### What is needed
In the listing below, find every line containing "First" and copy it out.

--- Begin Data extract ---

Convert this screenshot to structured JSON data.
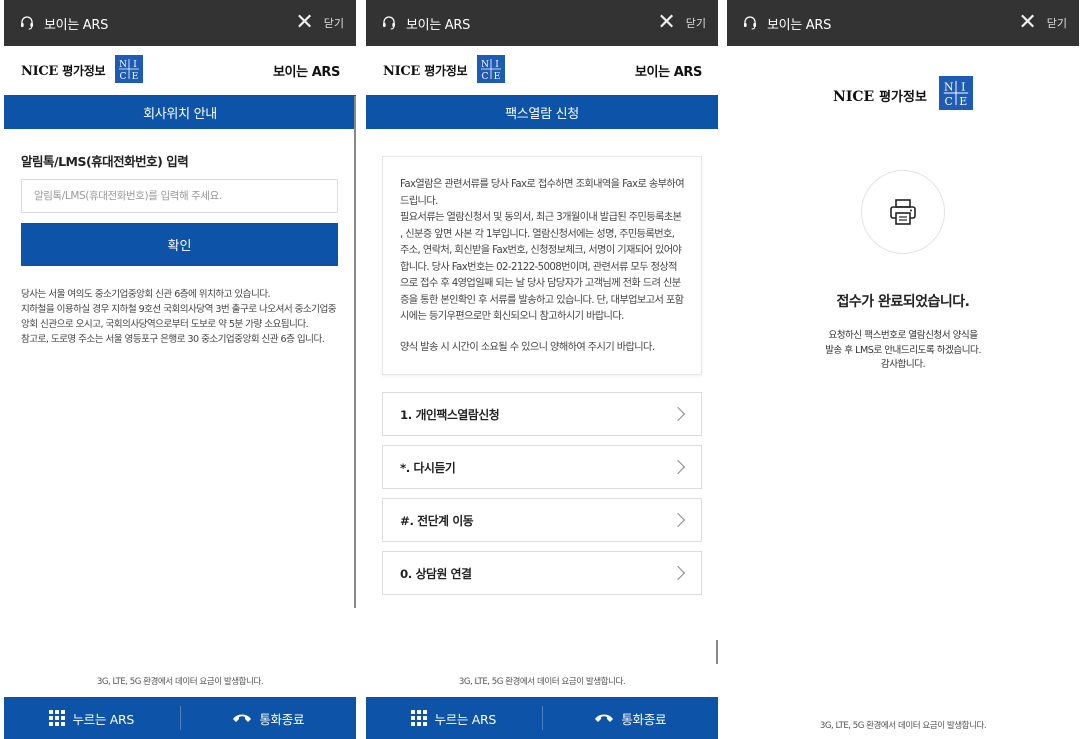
{
  "common": {
    "window_title": "보이는 ARS",
    "close_label": "닫기",
    "brand_name": "NICE",
    "brand_name_kr": "평가정보",
    "logo_letters": [
      "N",
      "I",
      "C",
      "E"
    ],
    "service_name": "보이는 ARS",
    "data_notice": "3G, LTE, 5G 환경에서 데이터 요금이 발생합니다.",
    "bottom_left_label": "누르는 ARS",
    "bottom_right_label": "통화종료"
  },
  "panel1": {
    "header": "회사위치 안내",
    "input_label": "알림톡/LMS(휴대전화번호) 입력",
    "input_placeholder": "알림톡/LMS(휴대전화번호)를 입력해 주세요.",
    "input_value": "",
    "confirm_label": "확인",
    "description": [
      "당사는 서울 여의도 중소기업중앙회 신관 6층에 위치하고 있습니다.",
      "지하철을 이용하실 경우 지하철 9호선 국회의사당역 3번 출구로 나오셔서 중소기업중앙회 신관으로 오시고, 국회의사당역으로부터 도보로 약 5분 가량 소요됩니다.",
      "참고로, 도로명 주소는 서울 영등포구 은행로 30 중소기업중앙회 신관 6층 입니다."
    ]
  },
  "panel2": {
    "header": "팩스열람 신청",
    "info_paragraph1": "Fax열람은 관련서류를 당사 Fax로 접수하면 조회내역을 Fax로 송부하여 드립니다.",
    "info_paragraph2": "필요서류는 열람신청서 및 동의서, 최근 3개월이내 발급된 주민등록초본 , 신분증 앞면 사본 각 1부입니다. 열람신청서에는 성명, 주민등록번호, 주소, 연락처, 회신받을 Fax번호, 신청정보체크, 서명이 기재되어 있어야 합니다. 당사 Fax번호는 02-2122-5008번이며, 관련서류 모두 정상적으로 접수 후 4영업일째 되는 날 당사 담당자가 고객님께 전화 드려 신분증을 통한 본인확인 후 서류를 발송하고 있습니다. 단, 대부업보고서 포함 시에는 등기우편으로만 회신되오니 참고하시기 바랍니다.",
    "info_paragraph3": "양식 발송 시 시간이 소요될 수 있으니 양해하여 주시기 바랍니다.",
    "menu_items": [
      {
        "label": "1. 개인팩스열람신청"
      },
      {
        "label": "*. 다시듣기"
      },
      {
        "label": "#. 전단계 이동"
      },
      {
        "label": "0. 상담원 연결"
      }
    ]
  },
  "panel3": {
    "done_title": "접수가 완료되었습니다.",
    "done_message": [
      "요청하신 팩스번호로 열람신청서 양식을",
      "발송 후 LMS로 안내드리도록 하겠습니다.",
      "감사합니다."
    ]
  },
  "colors": {
    "titlebar": "#333333",
    "primary_blue": "#0d53a8",
    "logo_blue": "#1e5bb5"
  }
}
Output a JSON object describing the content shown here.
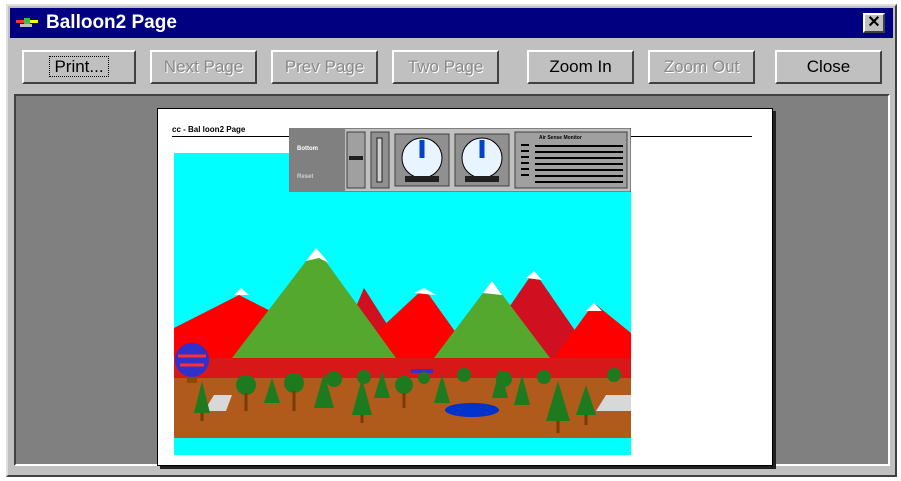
{
  "window": {
    "title": "Balloon2 Page",
    "close_glyph": "✕"
  },
  "toolbar": {
    "print": "Print...",
    "next_page": "Next Page",
    "prev_page": "Prev Page",
    "two_page": "Two Page",
    "zoom_in": "Zoom In",
    "zoom_out": "Zoom Out",
    "close": "Close"
  },
  "page": {
    "header": "cc - Bal loon2 Page",
    "panel": {
      "label_top": "Bottom",
      "label_bottom": "Reset",
      "graph_title": "Air Sense Monitor"
    }
  },
  "colors": {
    "title_bar": "#000080",
    "chrome": "#c0c0c0",
    "sky": "#00ffff",
    "mountain_red": "#ff0000",
    "mountain_green": "#55a82e",
    "ground": "#b05a1c",
    "lake": "#0033cc"
  }
}
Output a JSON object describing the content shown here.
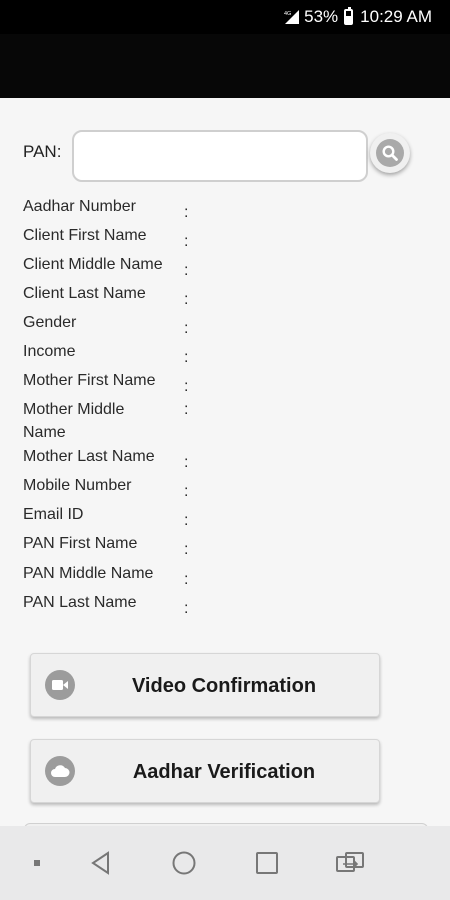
{
  "status_bar": {
    "network": "4G",
    "battery": "53%",
    "time": "10:29 AM"
  },
  "pan": {
    "label": "PAN:",
    "value": "",
    "placeholder": ""
  },
  "fields": [
    {
      "label": "Aadhar Number",
      "separator": ":"
    },
    {
      "label": "Client First Name",
      "separator": ":"
    },
    {
      "label": "Client Middle Name",
      "separator": ":"
    },
    {
      "label": "Client Last Name",
      "separator": ":"
    },
    {
      "label": "Gender",
      "separator": ":"
    },
    {
      "label": "Income",
      "separator": ":"
    },
    {
      "label": "Mother First Name",
      "separator": ":"
    },
    {
      "label": "Mother Middle Name",
      "separator": ":"
    },
    {
      "label": "Mother Last Name",
      "separator": ":"
    },
    {
      "label": "Mobile Number",
      "separator": ":"
    },
    {
      "label": "Email ID",
      "separator": ":"
    },
    {
      "label": "PAN First Name",
      "separator": ":"
    },
    {
      "label": "PAN Middle Name",
      "separator": ":"
    },
    {
      "label": "PAN Last Name",
      "separator": ":"
    }
  ],
  "buttons": [
    {
      "label": "Video Confirmation",
      "icon": "video-camera-icon"
    },
    {
      "label": "Aadhar Verification",
      "icon": "cloud-icon"
    }
  ],
  "nav_bar": {
    "items": [
      "dot-icon",
      "back-icon",
      "home-icon",
      "recents-icon",
      "switch-app-icon"
    ]
  },
  "colors": {
    "app_bar": "#070707",
    "background": "#f6f6f6",
    "button_bg": "#f0f0f0",
    "icon_grey": "#9c9c9c"
  }
}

--- End Data extract ---

### Solution
      "label": "Client First Name",
      "label": "Mother First Name",
      "label": "PAN First Name",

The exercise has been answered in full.